The task
Of all the lines in the records below, how many hold the word "ships"? Give the number alone.

Dataset records:
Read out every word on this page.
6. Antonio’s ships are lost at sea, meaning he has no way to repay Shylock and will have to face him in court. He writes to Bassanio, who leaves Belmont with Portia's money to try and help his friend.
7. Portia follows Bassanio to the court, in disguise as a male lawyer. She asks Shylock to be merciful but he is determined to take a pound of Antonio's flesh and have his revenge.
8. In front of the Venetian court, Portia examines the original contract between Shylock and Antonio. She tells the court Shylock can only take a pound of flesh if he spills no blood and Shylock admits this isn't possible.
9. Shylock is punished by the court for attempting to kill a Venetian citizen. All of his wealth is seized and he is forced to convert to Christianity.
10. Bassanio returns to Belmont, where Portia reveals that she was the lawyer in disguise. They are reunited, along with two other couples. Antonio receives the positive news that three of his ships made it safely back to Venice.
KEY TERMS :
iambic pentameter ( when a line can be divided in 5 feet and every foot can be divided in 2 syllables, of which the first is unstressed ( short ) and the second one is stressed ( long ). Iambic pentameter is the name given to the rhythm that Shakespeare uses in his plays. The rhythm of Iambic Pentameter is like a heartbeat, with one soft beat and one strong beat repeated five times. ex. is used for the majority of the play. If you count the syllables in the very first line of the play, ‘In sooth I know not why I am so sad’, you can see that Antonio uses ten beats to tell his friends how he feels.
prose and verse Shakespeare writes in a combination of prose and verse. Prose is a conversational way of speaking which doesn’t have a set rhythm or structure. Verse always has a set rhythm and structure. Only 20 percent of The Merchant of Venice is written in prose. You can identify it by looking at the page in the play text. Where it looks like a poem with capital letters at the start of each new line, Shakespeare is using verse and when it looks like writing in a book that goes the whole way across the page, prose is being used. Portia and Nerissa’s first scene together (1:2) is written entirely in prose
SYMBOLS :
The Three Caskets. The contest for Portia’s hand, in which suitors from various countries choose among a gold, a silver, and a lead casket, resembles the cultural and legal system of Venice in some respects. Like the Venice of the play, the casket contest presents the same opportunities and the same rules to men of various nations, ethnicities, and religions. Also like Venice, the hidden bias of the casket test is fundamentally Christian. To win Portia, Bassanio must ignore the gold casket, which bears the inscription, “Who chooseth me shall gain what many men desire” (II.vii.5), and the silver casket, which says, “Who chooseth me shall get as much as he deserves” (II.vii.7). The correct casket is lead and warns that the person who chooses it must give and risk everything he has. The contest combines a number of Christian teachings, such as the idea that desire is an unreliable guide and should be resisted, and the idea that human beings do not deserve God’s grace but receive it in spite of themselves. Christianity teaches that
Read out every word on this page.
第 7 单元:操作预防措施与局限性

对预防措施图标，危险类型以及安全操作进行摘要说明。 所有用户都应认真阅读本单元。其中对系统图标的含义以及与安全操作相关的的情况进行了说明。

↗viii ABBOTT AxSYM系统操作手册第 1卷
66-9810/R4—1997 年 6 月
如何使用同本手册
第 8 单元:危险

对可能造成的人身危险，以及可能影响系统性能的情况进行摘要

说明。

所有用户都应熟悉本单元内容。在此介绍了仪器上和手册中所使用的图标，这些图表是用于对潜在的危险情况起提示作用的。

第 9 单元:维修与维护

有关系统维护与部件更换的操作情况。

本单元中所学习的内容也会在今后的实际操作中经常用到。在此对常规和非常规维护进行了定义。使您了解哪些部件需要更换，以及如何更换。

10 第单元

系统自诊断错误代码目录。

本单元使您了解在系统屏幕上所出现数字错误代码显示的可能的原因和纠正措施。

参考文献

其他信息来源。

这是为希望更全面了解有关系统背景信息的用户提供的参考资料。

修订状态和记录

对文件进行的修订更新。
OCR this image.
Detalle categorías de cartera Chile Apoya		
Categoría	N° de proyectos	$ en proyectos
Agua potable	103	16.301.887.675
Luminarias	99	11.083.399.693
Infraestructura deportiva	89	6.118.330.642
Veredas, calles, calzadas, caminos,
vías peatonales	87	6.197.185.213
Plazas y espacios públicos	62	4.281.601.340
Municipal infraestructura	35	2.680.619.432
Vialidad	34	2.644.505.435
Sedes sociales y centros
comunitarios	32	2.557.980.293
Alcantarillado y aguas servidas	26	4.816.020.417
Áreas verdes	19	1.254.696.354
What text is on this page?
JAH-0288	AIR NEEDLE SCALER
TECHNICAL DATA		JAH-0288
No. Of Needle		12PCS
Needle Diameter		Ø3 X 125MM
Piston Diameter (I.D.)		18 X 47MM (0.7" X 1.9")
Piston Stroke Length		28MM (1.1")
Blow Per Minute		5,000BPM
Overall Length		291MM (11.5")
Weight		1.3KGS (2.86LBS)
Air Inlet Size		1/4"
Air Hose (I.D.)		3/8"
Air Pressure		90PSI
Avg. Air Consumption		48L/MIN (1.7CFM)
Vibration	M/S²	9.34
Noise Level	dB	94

Exercise result
2